INSTRUCCIÓN DADA A
Actualice las entradas del extracto de datos desde la primera hasta la línea que contiene "settings-item-label: SIM卡应用程序 —", ambas incluidas, reemplazando "pixel" por "screen" y conservando todo lo demás sin cambios.

TEXTO SELECCIONADO
Una pieza en la que la honestidad es clave desde el primer momento, las reglas quedan marcadas en los primeros minutos. No se trata de trascendencia, ni siquiera de mensaje, simplemente de sano entretenimiento. El que proporciona un guion bien hilvanado que conduce sus hilos a través de los choques entre una serie de arquetipos caricaturizados que levantan la comedia entre la realidad objetiva, la que muestra la pantalla, y los recuerdos, sinceros o no, que quieren mostrar. Porque no nos engañemos, cuando se trata de cosas que consideramos como elementales para nuestro ser, la franqueza pasa a ser un factor subjetivo más, discutible por completo y siempre sujeto a las guías que marcan valores propios que por extraño que parezca, no siempre son ni compartidos ni universales. De ahí es de donde mejor se exprime la comedia, del puro contraste, entre el yo y el otro, cuando el otro es la aterradora diferencia y el yo es puro prejuicio, y del yo real y el yo ficcionado, construcción fantasmagórica que siempre nos conviene. ¿Alegato contra la intolerancia? Más bien muestra constante del ridículo de la personalidad férrea e intransigente. Da igual que seas un Alcántara de guardia civil (simplemente maravilloso) que un chanante conductor de tren. La honestidad parece existir únicamente ante el silencio total del interlocutor, o Cinco horas con Mario en un Media Distancia como desencadenante de la acción.

INSTRUCCIÓN DADA B
¿Con qué palabras califica el texto seleccionado al Alcántara de guardia civil?

Extracto del conjunto de datos
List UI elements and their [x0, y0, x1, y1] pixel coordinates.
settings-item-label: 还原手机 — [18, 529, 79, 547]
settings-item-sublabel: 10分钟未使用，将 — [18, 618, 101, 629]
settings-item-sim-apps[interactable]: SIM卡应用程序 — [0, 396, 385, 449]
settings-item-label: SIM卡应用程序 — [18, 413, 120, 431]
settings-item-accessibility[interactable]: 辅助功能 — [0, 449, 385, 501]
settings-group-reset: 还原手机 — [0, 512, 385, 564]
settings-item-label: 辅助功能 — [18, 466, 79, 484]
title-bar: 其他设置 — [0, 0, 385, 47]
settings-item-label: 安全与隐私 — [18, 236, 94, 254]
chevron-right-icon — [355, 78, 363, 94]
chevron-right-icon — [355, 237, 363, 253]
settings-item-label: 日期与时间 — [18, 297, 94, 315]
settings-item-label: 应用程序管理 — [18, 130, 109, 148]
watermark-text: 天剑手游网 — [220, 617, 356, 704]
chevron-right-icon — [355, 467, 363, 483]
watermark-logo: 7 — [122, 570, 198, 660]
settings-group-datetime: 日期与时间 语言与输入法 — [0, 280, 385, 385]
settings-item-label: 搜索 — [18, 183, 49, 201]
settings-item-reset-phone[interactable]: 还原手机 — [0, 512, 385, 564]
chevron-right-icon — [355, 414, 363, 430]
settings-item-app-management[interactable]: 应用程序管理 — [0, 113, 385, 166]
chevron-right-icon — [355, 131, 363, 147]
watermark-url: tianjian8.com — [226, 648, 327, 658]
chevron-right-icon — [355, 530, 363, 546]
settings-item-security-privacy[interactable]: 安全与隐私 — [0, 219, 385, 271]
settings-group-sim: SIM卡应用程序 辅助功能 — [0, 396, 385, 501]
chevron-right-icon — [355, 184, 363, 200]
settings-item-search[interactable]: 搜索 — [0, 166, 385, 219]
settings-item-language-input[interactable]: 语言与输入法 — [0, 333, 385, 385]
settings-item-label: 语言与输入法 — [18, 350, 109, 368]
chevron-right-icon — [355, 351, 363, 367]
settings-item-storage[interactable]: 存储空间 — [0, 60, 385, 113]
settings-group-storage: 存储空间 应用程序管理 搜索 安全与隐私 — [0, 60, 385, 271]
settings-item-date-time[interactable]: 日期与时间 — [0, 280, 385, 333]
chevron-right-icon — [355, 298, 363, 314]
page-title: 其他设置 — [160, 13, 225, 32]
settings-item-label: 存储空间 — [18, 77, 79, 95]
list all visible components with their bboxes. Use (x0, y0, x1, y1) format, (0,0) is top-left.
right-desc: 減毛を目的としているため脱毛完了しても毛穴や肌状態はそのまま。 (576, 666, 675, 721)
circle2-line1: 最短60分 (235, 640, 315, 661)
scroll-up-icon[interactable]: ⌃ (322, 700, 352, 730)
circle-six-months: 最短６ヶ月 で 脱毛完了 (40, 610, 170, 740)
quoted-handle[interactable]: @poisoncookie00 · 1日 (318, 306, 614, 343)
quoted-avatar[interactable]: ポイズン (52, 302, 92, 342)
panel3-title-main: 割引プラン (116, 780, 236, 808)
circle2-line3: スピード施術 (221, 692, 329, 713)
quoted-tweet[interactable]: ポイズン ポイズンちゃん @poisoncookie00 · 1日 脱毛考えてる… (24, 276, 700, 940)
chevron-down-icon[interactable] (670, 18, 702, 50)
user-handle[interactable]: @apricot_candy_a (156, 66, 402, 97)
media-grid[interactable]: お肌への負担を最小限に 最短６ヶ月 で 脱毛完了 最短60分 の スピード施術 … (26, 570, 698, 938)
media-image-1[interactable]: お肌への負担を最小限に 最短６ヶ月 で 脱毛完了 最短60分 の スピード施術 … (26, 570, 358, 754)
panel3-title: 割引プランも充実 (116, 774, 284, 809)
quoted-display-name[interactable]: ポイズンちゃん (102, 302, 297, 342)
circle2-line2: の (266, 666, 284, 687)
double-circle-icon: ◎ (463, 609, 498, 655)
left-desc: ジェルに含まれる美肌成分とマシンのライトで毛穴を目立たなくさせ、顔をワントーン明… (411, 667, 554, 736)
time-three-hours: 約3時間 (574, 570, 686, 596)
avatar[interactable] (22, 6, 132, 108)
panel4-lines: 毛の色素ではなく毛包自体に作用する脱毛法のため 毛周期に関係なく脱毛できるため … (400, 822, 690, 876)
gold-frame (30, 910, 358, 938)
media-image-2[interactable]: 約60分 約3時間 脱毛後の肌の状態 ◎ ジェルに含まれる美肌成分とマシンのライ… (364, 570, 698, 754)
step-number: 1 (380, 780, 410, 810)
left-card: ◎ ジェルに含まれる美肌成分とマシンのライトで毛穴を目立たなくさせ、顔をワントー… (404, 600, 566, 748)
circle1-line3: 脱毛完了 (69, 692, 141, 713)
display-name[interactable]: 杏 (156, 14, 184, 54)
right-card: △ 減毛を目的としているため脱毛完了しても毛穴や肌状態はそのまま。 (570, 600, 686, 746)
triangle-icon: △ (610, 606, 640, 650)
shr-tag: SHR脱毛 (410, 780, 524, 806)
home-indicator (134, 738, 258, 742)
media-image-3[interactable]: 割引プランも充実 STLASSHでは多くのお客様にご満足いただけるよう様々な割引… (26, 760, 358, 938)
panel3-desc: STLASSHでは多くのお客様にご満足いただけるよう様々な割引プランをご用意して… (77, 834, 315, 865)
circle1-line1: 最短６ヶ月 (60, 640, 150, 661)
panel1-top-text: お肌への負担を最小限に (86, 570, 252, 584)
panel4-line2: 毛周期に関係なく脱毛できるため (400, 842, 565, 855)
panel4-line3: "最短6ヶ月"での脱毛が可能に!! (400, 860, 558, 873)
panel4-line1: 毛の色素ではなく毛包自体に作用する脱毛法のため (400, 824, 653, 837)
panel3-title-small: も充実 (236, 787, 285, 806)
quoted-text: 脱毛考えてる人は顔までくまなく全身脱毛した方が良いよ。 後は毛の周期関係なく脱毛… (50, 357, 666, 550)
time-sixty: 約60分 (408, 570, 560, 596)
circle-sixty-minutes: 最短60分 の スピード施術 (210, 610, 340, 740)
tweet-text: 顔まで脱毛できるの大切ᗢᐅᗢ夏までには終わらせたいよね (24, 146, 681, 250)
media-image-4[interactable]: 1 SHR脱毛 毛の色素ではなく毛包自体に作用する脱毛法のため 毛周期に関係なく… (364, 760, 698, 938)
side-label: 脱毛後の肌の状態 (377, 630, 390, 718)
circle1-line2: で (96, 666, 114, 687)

RESPUESTA DE LA TAREA A
List UI elements and their [x0, y0, x1, y1] screen coordinates.
settings-item-label: 还原手机 — [18, 529, 79, 547]
settings-item-sublabel: 10分钟未使用，将 — [18, 618, 101, 629]
settings-item-sim-apps[interactable]: SIM卡应用程序 — [0, 396, 385, 449]
settings-item-label: SIM卡应用程序 — [18, 413, 120, 431]

RESPUESTA DE LA TAREA B
Simplemente maravilloso.